**OBJECTIVE:**
Lines that hold the word "arrow" should be located and copied.

**DATASET RECORDS:**
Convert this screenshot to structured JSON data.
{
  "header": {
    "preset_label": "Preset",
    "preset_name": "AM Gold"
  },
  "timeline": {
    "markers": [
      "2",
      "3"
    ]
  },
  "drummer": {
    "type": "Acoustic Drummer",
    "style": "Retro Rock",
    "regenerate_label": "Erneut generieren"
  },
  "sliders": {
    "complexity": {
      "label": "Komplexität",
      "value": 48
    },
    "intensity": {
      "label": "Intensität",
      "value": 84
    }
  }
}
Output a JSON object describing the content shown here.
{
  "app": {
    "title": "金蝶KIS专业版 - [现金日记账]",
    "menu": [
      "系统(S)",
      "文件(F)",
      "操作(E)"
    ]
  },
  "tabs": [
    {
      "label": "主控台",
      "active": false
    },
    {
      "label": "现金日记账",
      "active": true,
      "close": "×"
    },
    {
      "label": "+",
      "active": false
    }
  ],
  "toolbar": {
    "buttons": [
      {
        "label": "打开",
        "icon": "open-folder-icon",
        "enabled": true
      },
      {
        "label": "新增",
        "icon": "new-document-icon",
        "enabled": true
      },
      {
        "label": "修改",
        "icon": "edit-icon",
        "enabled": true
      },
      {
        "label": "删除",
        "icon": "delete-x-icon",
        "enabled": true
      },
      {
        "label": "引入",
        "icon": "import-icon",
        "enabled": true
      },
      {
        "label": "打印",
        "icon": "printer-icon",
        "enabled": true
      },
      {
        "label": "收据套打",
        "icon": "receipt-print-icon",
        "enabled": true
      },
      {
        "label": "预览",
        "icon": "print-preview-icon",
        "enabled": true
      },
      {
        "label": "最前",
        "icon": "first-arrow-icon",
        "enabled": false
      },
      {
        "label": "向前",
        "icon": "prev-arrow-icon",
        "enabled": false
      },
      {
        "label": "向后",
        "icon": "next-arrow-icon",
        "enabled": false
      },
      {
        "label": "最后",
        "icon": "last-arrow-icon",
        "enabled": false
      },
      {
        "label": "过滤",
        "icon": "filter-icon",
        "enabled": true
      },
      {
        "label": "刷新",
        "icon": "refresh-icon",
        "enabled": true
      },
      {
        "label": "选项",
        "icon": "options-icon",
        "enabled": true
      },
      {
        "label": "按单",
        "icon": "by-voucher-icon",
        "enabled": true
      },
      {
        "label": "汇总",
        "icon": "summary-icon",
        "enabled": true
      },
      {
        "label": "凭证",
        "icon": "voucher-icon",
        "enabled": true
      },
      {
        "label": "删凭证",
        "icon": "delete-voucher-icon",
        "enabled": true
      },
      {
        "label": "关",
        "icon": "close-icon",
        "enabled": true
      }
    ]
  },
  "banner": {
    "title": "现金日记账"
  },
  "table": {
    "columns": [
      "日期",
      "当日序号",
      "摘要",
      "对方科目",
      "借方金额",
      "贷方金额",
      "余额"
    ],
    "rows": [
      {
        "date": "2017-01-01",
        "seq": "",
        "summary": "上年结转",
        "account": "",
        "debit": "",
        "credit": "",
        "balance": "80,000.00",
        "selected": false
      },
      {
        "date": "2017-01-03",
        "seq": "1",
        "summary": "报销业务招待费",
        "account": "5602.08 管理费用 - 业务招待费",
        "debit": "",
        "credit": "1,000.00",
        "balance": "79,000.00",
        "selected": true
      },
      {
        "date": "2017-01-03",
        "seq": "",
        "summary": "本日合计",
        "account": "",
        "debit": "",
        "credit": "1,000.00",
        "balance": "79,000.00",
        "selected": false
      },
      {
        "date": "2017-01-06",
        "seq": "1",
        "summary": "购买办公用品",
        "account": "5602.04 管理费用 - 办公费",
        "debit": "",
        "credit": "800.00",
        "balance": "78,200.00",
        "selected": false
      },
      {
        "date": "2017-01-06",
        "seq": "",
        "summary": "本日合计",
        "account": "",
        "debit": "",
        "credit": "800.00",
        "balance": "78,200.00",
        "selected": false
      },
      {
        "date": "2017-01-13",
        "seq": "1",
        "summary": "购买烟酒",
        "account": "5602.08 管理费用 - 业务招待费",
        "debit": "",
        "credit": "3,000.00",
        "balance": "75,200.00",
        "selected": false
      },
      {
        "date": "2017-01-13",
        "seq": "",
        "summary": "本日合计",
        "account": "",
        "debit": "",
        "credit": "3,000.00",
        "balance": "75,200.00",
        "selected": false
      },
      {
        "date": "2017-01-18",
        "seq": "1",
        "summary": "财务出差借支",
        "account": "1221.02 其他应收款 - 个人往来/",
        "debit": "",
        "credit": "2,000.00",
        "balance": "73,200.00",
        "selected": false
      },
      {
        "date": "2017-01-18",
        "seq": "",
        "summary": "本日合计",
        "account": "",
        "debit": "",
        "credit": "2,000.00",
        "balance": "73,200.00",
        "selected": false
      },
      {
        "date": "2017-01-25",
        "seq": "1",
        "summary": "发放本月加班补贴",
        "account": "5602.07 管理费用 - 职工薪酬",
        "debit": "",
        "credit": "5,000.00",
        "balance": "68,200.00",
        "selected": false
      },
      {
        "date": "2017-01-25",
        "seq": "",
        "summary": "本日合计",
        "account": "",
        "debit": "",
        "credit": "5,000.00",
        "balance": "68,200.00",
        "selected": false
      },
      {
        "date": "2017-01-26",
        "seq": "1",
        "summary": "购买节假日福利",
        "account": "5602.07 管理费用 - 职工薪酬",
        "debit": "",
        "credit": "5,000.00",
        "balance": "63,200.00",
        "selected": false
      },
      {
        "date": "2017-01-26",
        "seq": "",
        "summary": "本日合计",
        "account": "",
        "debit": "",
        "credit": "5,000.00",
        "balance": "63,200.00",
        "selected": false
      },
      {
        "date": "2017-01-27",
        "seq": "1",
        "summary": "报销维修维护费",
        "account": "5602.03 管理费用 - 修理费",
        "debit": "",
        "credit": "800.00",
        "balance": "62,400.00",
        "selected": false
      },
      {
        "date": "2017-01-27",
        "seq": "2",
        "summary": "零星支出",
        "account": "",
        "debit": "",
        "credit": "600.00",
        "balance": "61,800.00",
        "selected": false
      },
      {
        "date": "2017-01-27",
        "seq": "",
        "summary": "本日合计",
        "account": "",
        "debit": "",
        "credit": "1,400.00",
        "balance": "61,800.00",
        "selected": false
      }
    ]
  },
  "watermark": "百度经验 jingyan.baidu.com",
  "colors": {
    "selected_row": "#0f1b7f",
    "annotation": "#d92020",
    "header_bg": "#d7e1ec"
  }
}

**ANSWER FOR THE TASK:**
        "icon": "first-arrow-icon",
        "icon": "prev-arrow-icon",
        "icon": "next-arrow-icon",
        "icon": "last-arrow-icon",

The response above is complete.